**Requirement**: Give the entries back exactly, dropping each image.

◆ ◆ ◆ ◆

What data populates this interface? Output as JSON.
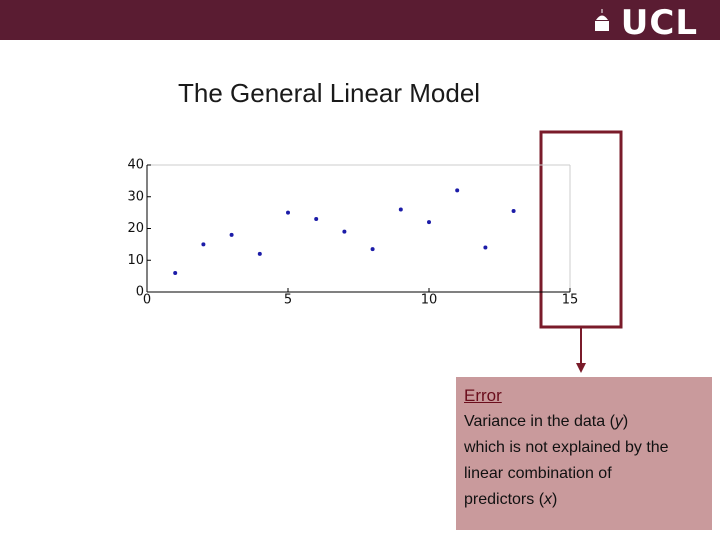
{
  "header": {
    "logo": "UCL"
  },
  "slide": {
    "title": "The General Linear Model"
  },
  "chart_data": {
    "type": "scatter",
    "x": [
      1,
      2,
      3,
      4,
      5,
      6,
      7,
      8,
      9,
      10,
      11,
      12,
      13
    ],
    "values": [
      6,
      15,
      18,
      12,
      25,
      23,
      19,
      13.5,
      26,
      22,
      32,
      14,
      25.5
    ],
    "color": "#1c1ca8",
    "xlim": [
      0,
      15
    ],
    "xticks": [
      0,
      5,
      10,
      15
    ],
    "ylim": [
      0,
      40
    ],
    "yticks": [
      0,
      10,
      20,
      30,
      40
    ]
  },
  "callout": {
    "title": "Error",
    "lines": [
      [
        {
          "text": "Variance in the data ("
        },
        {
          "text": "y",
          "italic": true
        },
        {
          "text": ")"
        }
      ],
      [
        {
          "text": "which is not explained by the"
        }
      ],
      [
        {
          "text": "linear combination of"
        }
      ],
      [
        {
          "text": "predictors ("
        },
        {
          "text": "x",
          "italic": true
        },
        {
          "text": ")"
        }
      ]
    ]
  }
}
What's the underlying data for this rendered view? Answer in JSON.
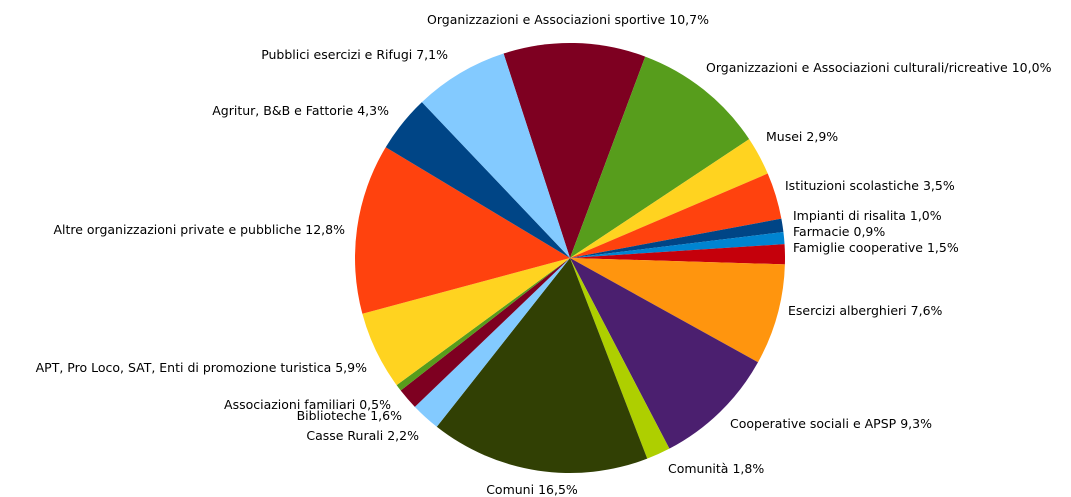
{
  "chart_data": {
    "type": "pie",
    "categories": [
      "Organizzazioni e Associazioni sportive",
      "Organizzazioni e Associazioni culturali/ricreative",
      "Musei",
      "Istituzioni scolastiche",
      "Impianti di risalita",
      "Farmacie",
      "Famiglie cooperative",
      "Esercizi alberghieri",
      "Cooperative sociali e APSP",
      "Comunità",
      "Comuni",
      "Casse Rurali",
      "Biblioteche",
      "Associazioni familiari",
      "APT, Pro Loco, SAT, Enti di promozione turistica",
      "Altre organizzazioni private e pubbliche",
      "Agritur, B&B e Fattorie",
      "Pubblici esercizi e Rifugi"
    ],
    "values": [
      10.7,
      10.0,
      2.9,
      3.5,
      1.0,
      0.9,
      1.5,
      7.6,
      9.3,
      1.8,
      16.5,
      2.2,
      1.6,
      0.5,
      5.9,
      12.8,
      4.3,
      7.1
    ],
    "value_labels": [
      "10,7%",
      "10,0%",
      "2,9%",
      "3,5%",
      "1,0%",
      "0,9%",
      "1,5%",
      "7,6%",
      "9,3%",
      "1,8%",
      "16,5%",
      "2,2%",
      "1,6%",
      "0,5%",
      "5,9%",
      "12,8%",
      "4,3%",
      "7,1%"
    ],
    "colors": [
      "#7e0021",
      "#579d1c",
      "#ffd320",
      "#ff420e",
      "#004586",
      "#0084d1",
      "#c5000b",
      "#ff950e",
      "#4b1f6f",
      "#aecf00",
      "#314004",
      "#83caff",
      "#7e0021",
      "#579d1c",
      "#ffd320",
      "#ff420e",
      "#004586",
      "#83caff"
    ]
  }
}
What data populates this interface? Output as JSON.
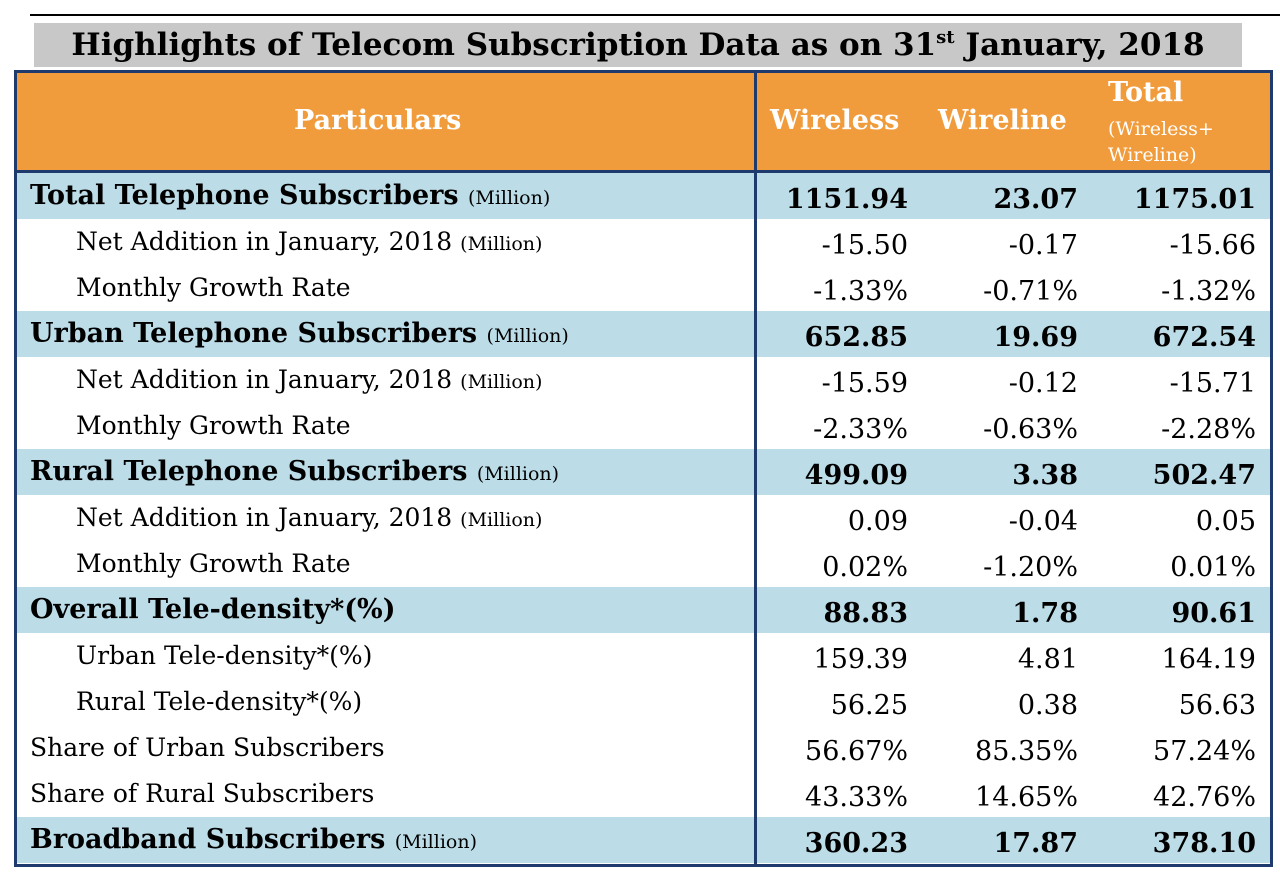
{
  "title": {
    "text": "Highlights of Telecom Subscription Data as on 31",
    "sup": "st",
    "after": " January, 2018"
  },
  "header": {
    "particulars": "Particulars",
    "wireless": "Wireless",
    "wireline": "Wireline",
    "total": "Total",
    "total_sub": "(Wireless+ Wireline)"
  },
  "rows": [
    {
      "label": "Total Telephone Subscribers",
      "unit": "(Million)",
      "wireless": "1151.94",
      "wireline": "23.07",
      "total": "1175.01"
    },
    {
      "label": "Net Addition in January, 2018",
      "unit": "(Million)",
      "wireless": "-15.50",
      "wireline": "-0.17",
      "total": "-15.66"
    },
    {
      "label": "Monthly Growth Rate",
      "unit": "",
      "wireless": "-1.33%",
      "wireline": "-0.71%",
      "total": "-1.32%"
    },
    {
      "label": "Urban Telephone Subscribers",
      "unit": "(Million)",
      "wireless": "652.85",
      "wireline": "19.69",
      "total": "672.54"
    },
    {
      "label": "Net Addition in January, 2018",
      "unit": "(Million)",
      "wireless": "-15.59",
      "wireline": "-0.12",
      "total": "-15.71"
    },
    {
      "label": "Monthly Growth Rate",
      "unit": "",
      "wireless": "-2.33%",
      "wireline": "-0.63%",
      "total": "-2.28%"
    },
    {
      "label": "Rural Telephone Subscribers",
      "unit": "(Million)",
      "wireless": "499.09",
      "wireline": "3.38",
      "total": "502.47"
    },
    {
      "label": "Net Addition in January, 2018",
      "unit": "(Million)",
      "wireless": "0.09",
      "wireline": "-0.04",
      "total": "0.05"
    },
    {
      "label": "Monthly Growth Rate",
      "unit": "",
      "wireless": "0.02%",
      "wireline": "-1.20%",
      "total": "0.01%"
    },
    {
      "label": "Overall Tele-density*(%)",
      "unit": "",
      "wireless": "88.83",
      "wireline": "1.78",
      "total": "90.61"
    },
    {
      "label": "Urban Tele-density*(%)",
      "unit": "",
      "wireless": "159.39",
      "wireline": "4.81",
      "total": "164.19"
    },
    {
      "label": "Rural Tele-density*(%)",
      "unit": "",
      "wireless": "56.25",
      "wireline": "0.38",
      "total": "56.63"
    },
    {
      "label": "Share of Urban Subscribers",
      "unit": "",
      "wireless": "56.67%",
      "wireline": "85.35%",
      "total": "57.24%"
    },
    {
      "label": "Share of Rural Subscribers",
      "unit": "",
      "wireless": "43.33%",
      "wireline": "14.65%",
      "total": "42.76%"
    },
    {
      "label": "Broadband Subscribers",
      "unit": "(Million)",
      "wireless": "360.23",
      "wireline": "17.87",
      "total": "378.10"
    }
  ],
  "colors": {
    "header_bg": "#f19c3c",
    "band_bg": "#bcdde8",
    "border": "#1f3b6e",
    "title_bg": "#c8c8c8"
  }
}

◆ ◆ ◆ ◆

**Response to the exercise**:
What data populates this interface? Output as JSON.
{
  "header": {
    "logo": "UCL"
  },
  "slide": {
    "title": "The General Linear Model"
  },
  "chart_data": {
    "type": "scatter",
    "x": [
      1,
      2,
      3,
      4,
      5,
      6,
      7,
      8,
      9,
      10,
      11,
      12,
      13
    ],
    "values": [
      6,
      15,
      18,
      12,
      25,
      23,
      19,
      13.5,
      26,
      22,
      32,
      14,
      25.5
    ],
    "color": "#1c1ca8",
    "xlim": [
      0,
      15
    ],
    "xticks": [
      0,
      5,
      10,
      15
    ],
    "ylim": [
      0,
      40
    ],
    "yticks": [
      0,
      10,
      20,
      30,
      40
    ]
  },
  "callout": {
    "title": "Error",
    "lines": [
      [
        {
          "text": "Variance in the data ("
        },
        {
          "text": "y",
          "italic": true
        },
        {
          "text": ")"
        }
      ],
      [
        {
          "text": "which is not explained by the"
        }
      ],
      [
        {
          "text": "linear combination of"
        }
      ],
      [
        {
          "text": "predictors ("
        },
        {
          "text": "x",
          "italic": true
        },
        {
          "text": ")"
        }
      ]
    ]
  }
}
What's the underlying data for this rendered view? Answer in JSON.
{
  "chart_data": {
    "type": "pie",
    "categories": [
      "Organizzazioni e Associazioni sportive",
      "Organizzazioni e Associazioni culturali/ricreative",
      "Musei",
      "Istituzioni scolastiche",
      "Impianti di risalita",
      "Farmacie",
      "Famiglie cooperative",
      "Esercizi alberghieri",
      "Cooperative sociali e APSP",
      "Comunità",
      "Comuni",
      "Casse Rurali",
      "Biblioteche",
      "Associazioni familiari",
      "APT, Pro Loco, SAT, Enti di promozione turistica",
      "Altre organizzazioni private e pubbliche",
      "Agritur, B&B e Fattorie",
      "Pubblici esercizi e Rifugi"
    ],
    "values": [
      10.7,
      10.0,
      2.9,
      3.5,
      1.0,
      0.9,
      1.5,
      7.6,
      9.3,
      1.8,
      16.5,
      2.2,
      1.6,
      0.5,
      5.9,
      12.8,
      4.3,
      7.1
    ],
    "value_labels": [
      "10,7%",
      "10,0%",
      "2,9%",
      "3,5%",
      "1,0%",
      "0,9%",
      "1,5%",
      "7,6%",
      "9,3%",
      "1,8%",
      "16,5%",
      "2,2%",
      "1,6%",
      "0,5%",
      "5,9%",
      "12,8%",
      "4,3%",
      "7,1%"
    ],
    "colors": [
      "#7e0021",
      "#579d1c",
      "#ffd320",
      "#ff420e",
      "#004586",
      "#0084d1",
      "#c5000b",
      "#ff950e",
      "#4b1f6f",
      "#aecf00",
      "#314004",
      "#83caff",
      "#7e0021",
      "#579d1c",
      "#ffd320",
      "#ff420e",
      "#004586",
      "#83caff"
    ]
  }
}
What data populates this interface? Output as JSON.
{
  "title": {
    "text": "Highlights of Telecom Subscription Data as on 31",
    "sup": "st",
    "after": " January, 2018"
  },
  "header": {
    "particulars": "Particulars",
    "wireless": "Wireless",
    "wireline": "Wireline",
    "total": "Total",
    "total_sub": "(Wireless+ Wireline)"
  },
  "rows": [
    {
      "label": "Total Telephone Subscribers",
      "unit": "(Million)",
      "wireless": "1151.94",
      "wireline": "23.07",
      "total": "1175.01"
    },
    {
      "label": "Net Addition in January, 2018",
      "unit": "(Million)",
      "wireless": "-15.50",
      "wireline": "-0.17",
      "total": "-15.66"
    },
    {
      "label": "Monthly Growth Rate",
      "unit": "",
      "wireless": "-1.33%",
      "wireline": "-0.71%",
      "total": "-1.32%"
    },
    {
      "label": "Urban Telephone Subscribers",
      "unit": "(Million)",
      "wireless": "652.85",
      "wireline": "19.69",
      "total": "672.54"
    },
    {
      "label": "Net Addition in January, 2018",
      "unit": "(Million)",
      "wireless": "-15.59",
      "wireline": "-0.12",
      "total": "-15.71"
    },
    {
      "label": "Monthly Growth Rate",
      "unit": "",
      "wireless": "-2.33%",
      "wireline": "-0.63%",
      "total": "-2.28%"
    },
    {
      "label": "Rural Telephone Subscribers",
      "unit": "(Million)",
      "wireless": "499.09",
      "wireline": "3.38",
      "total": "502.47"
    },
    {
      "label": "Net Addition in January, 2018",
      "unit": "(Million)",
      "wireless": "0.09",
      "wireline": "-0.04",
      "total": "0.05"
    },
    {
      "label": "Monthly Growth Rate",
      "unit": "",
      "wireless": "0.02%",
      "wireline": "-1.20%",
      "total": "0.01%"
    },
    {
      "label": "Overall Tele-density*(%)",
      "unit": "",
      "wireless": "88.83",
      "wireline": "1.78",
      "total": "90.61"
    },
    {
      "label": "Urban Tele-density*(%)",
      "unit": "",
      "wireless": "159.39",
      "wireline": "4.81",
      "total": "164.19"
    },
    {
      "label": "Rural Tele-density*(%)",
      "unit": "",
      "wireless": "56.25",
      "wireline": "0.38",
      "total": "56.63"
    },
    {
      "label": "Share of Urban Subscribers",
      "unit": "",
      "wireless": "56.67%",
      "wireline": "85.35%",
      "total": "57.24%"
    },
    {
      "label": "Share of Rural Subscribers",
      "unit": "",
      "wireless": "43.33%",
      "wireline": "14.65%",
      "total": "42.76%"
    },
    {
      "label": "Broadband Subscribers",
      "unit": "(Million)",
      "wireless": "360.23",
      "wireline": "17.87",
      "total": "378.10"
    }
  ],
  "colors": {
    "header_bg": "#f19c3c",
    "band_bg": "#bcdde8",
    "border": "#1f3b6e",
    "title_bg": "#c8c8c8"
  }
}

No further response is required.